# I miss you all.



## cotton2012 (Apr 29, 2014)

I just wanted to say I have missed you all, I love every single one of you even the trolls, I want to say thank you to all for everything you do and let you guys and gals know that I truly appreciate every last one of you. I have been UTR lately but plan on being back.


----------



## Yaya (Apr 29, 2014)

Welcome to ugbb bro post up and ask questions.
Glad u made it over.

What r ur stats?


----------



## gymrat827 (Apr 29, 2014)

Yaya said:


> Welcome to ugbb bro post up and ask questions.
> Glad u made it over.
> 
> What r ur stats?



x2x....

lets get to know you


----------



## cotton2012 (Apr 30, 2014)

Yes I know I am a nobody here at The Underground but everything I said I genuinely feel towards this community. I have posted plenty of info about myself including pictures, stats, history, goals and more, but the people who have commented so far know this. I was being honest and that may not get me the most friends, but it will get me the right friends. Even if The Underground is not the place for me, I am truly thankful for all the knowledge, opinions and ideas everyone here has shared for without a placed like this I would never have used PE drugs, so y'all can act all "holier than thou" but I will still feed off the info be grateful for it and contribute where I believe I should as much as I can, so again thank you all and I will not be absent from the board.

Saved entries
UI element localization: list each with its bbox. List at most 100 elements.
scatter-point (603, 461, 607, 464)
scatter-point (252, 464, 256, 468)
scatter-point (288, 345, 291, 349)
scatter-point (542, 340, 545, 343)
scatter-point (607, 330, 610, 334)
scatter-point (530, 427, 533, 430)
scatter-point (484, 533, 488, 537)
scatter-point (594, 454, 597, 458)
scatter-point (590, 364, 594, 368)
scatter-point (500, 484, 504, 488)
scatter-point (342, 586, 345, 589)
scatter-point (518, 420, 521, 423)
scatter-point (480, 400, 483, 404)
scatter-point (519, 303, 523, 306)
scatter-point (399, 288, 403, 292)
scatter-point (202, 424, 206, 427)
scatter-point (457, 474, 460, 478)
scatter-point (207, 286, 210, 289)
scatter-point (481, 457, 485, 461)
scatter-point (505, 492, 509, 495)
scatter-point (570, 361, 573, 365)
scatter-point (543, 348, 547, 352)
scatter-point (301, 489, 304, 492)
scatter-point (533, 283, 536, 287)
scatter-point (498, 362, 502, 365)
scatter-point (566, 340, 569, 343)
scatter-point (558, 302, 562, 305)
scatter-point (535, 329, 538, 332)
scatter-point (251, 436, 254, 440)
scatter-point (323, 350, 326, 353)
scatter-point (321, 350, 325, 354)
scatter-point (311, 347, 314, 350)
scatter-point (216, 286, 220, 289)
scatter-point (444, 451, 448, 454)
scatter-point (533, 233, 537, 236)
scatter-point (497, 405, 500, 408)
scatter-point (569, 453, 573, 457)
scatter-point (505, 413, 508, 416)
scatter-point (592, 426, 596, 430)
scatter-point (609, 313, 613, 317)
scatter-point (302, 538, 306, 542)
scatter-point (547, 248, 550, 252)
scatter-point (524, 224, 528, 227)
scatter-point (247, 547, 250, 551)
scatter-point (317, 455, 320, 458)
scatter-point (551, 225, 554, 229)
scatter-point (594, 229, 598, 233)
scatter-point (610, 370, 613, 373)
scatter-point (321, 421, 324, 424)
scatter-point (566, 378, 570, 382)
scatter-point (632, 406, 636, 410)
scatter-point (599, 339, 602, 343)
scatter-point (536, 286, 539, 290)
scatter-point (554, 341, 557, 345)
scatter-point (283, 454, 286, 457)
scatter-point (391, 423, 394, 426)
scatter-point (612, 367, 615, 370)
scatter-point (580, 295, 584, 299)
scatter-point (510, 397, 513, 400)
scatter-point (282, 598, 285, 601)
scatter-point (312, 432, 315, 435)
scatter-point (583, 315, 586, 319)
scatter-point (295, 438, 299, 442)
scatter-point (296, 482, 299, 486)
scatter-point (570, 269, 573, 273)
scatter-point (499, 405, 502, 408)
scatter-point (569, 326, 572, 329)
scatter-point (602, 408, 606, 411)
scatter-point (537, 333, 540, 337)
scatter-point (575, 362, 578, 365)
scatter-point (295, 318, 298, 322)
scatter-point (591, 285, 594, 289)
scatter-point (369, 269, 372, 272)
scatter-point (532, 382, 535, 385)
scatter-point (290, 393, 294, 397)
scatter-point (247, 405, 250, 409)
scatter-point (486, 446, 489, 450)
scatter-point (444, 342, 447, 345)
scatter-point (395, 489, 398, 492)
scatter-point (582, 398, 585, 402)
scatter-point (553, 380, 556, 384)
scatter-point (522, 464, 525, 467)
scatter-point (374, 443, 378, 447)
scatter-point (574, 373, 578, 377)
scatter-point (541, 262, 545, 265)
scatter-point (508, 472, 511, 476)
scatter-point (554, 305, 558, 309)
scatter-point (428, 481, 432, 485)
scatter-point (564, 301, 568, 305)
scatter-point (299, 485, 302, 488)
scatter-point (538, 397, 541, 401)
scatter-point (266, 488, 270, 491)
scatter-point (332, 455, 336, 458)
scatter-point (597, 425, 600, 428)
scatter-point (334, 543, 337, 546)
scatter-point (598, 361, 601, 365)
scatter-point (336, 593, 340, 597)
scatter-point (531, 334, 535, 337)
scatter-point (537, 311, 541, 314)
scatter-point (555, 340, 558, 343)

* TASK INSTRUCTIONS *
(a) Answer these about the forum thread:
(i) What question does Yaya ask at the end of the welcome post?
(ii) What does cotton2012 say being honest will get them?
(iii) On what date did cotton2012 post the second message?
(b) Can you extract the lines of the records from their first line through the line containing "scatter-point (594, 454, 597, 458)", inclusive?
The records are unrelated to the forum thread.

* ANSWER LIST *
(a)
(i) What r ur stats?
(ii) The right friends.
(iii) Apr 30, 2014.

(b)
UI element localization: list each with its bbox. List at most 100 elements.
scatter-point (603, 461, 607, 464)
scatter-point (252, 464, 256, 468)
scatter-point (288, 345, 291, 349)
scatter-point (542, 340, 545, 343)
scatter-point (607, 330, 610, 334)
scatter-point (530, 427, 533, 430)
scatter-point (484, 533, 488, 537)
scatter-point (594, 454, 597, 458)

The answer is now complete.